**DATA TO PROCESS:**

================

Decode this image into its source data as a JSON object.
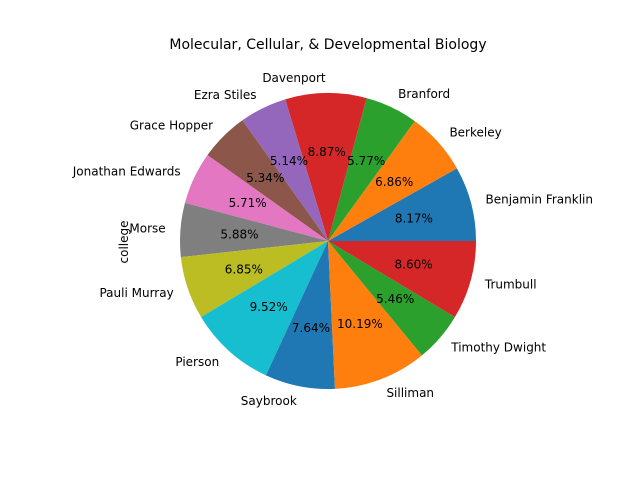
{
  "chart_data": {
    "type": "pie",
    "title": "Molecular, Cellular, & Developmental Biology",
    "ylabel": "college",
    "categories": [
      "Benjamin Franklin",
      "Berkeley",
      "Branford",
      "Davenport",
      "Ezra Stiles",
      "Grace Hopper",
      "Jonathan Edwards",
      "Morse",
      "Pauli Murray",
      "Pierson",
      "Saybrook",
      "Silliman",
      "Timothy Dwight",
      "Trumbull"
    ],
    "values": [
      8.17,
      6.86,
      5.77,
      8.87,
      5.14,
      5.34,
      5.71,
      5.88,
      6.85,
      9.52,
      7.64,
      10.19,
      5.46,
      8.6
    ],
    "value_labels": [
      "8.17%",
      "6.86%",
      "5.77%",
      "8.87%",
      "5.14%",
      "5.34%",
      "5.71%",
      "5.88%",
      "6.85%",
      "9.52%",
      "7.64%",
      "10.19%",
      "5.46%",
      "8.60%"
    ],
    "colors": [
      "#1f77b4",
      "#ff7f0e",
      "#2ca02c",
      "#d62728",
      "#9467bd",
      "#8c564b",
      "#e377c2",
      "#7f7f7f",
      "#bcbd22",
      "#17becf",
      "#1f77b4",
      "#ff7f0e",
      "#2ca02c",
      "#d62728"
    ],
    "start_angle_deg": 0,
    "direction": "counterclockwise",
    "legend": "none"
  }
}
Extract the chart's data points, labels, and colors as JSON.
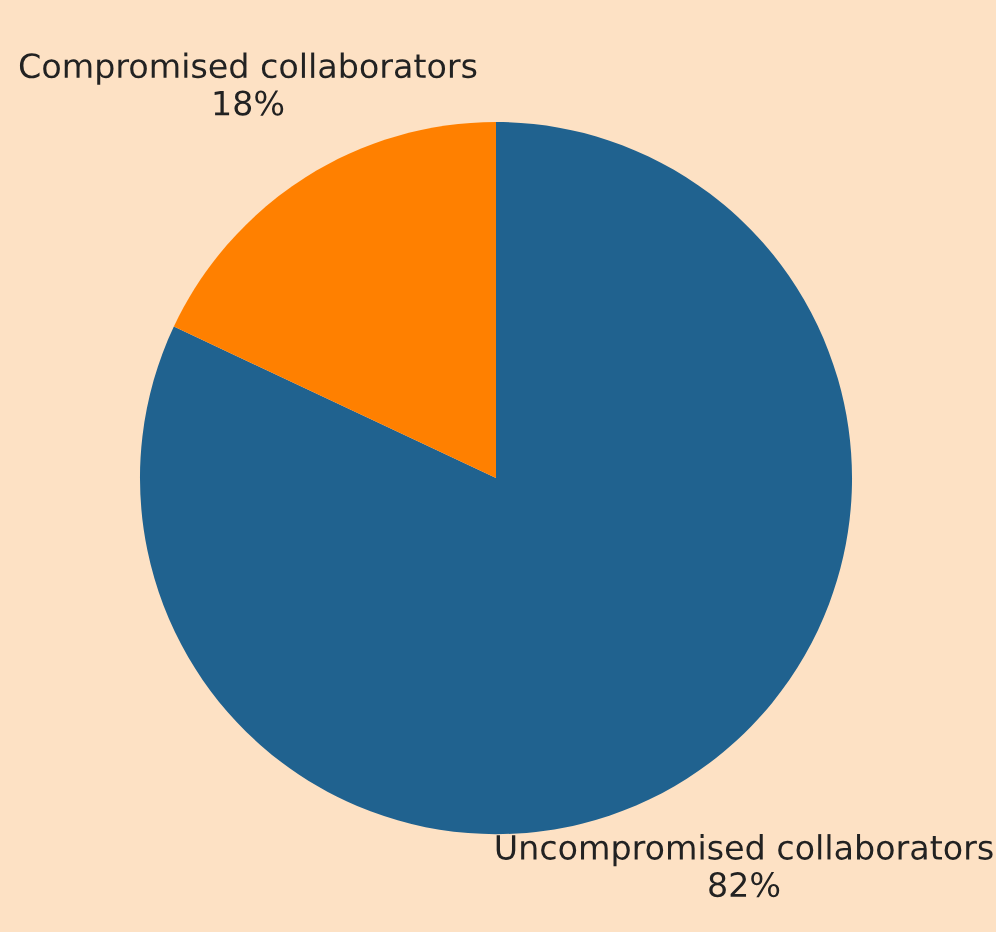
{
  "chart_data": {
    "type": "pie",
    "categories": [
      "Uncompromised collaborators",
      "Compromised collaborators"
    ],
    "values": [
      82,
      18
    ],
    "value_labels": [
      "82%",
      "18%"
    ],
    "colors": [
      "#20628f",
      "#ff8000"
    ]
  }
}
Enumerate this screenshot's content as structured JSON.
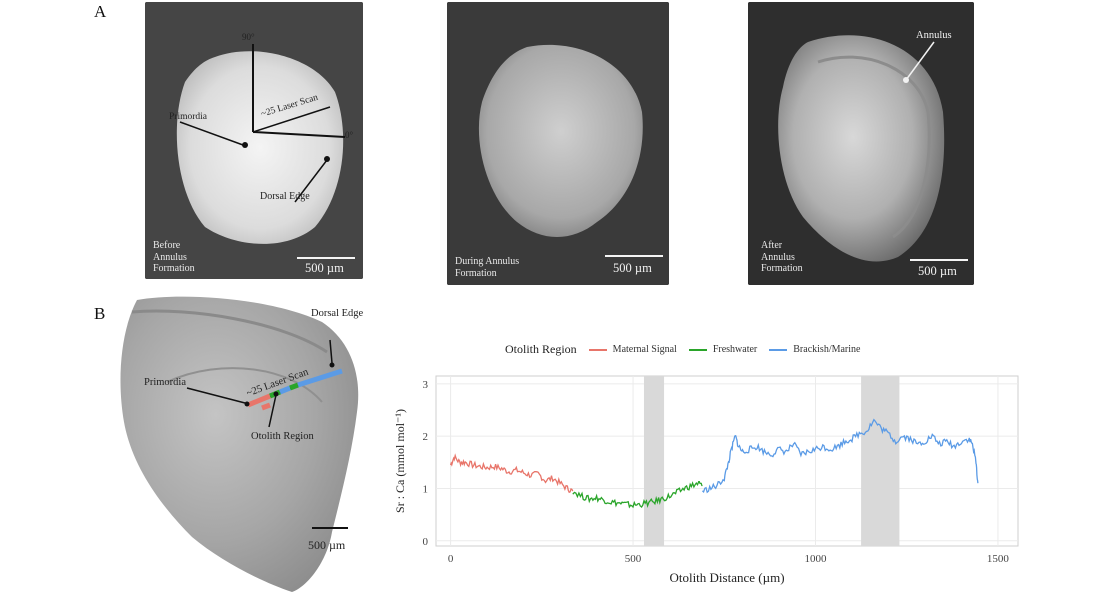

================

**TASK:** Count the lines above that contain the word "JSON", and reply with only that number.

**TASK OUTPUT:** 3